» Given data:
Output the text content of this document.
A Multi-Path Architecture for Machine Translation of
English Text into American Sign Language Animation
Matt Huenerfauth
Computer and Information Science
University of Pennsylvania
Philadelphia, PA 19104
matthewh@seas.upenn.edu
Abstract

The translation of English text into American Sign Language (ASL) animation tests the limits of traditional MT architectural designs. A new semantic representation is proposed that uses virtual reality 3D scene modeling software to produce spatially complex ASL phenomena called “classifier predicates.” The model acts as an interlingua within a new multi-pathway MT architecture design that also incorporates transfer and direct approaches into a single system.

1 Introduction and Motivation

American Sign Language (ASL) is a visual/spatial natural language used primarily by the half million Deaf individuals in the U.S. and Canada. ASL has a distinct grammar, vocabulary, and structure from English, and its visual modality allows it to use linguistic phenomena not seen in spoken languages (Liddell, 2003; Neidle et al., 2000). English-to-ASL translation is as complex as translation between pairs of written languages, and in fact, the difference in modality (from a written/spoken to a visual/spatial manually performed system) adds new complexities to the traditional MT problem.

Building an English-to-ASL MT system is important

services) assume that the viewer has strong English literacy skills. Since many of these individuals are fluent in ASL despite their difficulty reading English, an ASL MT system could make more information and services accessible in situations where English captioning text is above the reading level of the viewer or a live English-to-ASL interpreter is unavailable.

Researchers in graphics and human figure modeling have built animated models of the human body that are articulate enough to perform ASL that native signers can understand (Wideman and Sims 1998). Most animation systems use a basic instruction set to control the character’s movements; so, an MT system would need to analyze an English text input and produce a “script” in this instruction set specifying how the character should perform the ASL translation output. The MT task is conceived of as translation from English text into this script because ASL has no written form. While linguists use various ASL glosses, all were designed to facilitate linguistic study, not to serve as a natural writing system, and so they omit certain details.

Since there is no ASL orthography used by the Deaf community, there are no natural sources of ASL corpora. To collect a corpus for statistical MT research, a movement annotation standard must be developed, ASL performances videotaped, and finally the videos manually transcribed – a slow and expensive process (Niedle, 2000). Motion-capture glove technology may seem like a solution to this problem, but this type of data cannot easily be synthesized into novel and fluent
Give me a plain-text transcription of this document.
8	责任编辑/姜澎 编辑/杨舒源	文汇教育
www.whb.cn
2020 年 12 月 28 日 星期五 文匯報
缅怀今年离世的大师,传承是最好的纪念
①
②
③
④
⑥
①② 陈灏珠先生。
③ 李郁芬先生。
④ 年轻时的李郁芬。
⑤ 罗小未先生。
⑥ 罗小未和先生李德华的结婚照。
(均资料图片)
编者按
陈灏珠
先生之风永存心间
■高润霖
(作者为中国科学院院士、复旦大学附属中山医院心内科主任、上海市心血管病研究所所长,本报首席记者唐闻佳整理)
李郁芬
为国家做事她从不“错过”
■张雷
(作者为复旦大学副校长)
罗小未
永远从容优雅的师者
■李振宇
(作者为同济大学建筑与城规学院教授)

» Job:
Print the listing above in its entirety, with every line exact.

» Solved problem:
Output the text content of this document.
A Multi-Path Architecture for Machine Translation of
English Text into American Sign Language Animation
Matt Huenerfauth
Computer and Information Science
University of Pennsylvania
Philadelphia, PA 19104
matthewh@seas.upenn.edu
Abstract

The translation of English text into American Sign Language (ASL) animation tests the limits of traditional MT architectural designs. A new semantic representation is proposed that uses virtual reality 3D scene modeling software to produce spatially complex ASL phenomena called “classifier predicates.” The model acts as an interlingua within a new multi-pathway MT architecture design that also incorporates transfer and direct approaches into a single system.

1 Introduction and Motivation

American Sign Language (ASL) is a visual/spatial natural language used primarily by the half million Deaf individuals in the U.S. and Canada. ASL has a distinct grammar, vocabulary, and structure from English, and its visual modality allows it to use linguistic phenomena not seen in spoken languages (Liddell, 2003; Neidle et al., 2000). English-to-ASL translation is as complex as translation between pairs of written languages, and in fact, the difference in modality (from a written/spoken to a visual/spatial manually performed system) adds new complexities to the traditional MT problem.

Building an English-to-ASL MT system is important

services) assume that the viewer has strong English literacy skills. Since many of these individuals are fluent in ASL despite their difficulty reading English, an ASL MT system could make more information and services accessible in situations where English captioning text is above the reading level of the viewer or a live English-to-ASL interpreter is unavailable.

Researchers in graphics and human figure modeling have built animated models of the human body that are articulate enough to perform ASL that native signers can understand (Wideman and Sims 1998). Most animation systems use a basic instruction set to control the character’s movements; so, an MT system would need to analyze an English text input and produce a “script” in this instruction set specifying how the character should perform the ASL translation output. The MT task is conceived of as translation from English text into this script because ASL has no written form. While linguists use various ASL glosses, all were designed to facilitate linguistic study, not to serve as a natural writing system, and so they omit certain details.

Since there is no ASL orthography used by the Deaf community, there are no natural sources of ASL corpora. To collect a corpus for statistical MT research, a movement annotation standard must be developed, ASL performances videotaped, and finally the videos manually transcribed – a slow and expensive process (Niedle, 2000). Motion-capture glove technology may seem like a solution to this problem, but this type of data cannot easily be synthesized into novel and fluent
Give me a plain-text transcription of this document.
8	责任编辑/姜澎 编辑/杨舒源	文汇教育
www.whb.cn
2020 年 12 月 28 日 星期五 文匯報
缅怀今年离世的大师,传承是最好的纪念
①
②
③
④
⑥
①② 陈灏珠先生。
③ 李郁芬先生。
④ 年轻时的李郁芬。
⑤ 罗小未先生。
⑥ 罗小未和先生李德华的结婚照。
(均资料图片)
编者按
陈灏珠
先生之风永存心间
■高润霖
(作者为中国科学院院士、复旦大学附属中山医院心内科主任、上海市心血管病研究所所长,本报首席记者唐闻佳整理)
李郁芬
为国家做事她从不“错过”
■张雷
(作者为复旦大学副校长)
罗小未
永远从容优雅的师者
■李振宇
(作者为同济大学建筑与城规学院教授)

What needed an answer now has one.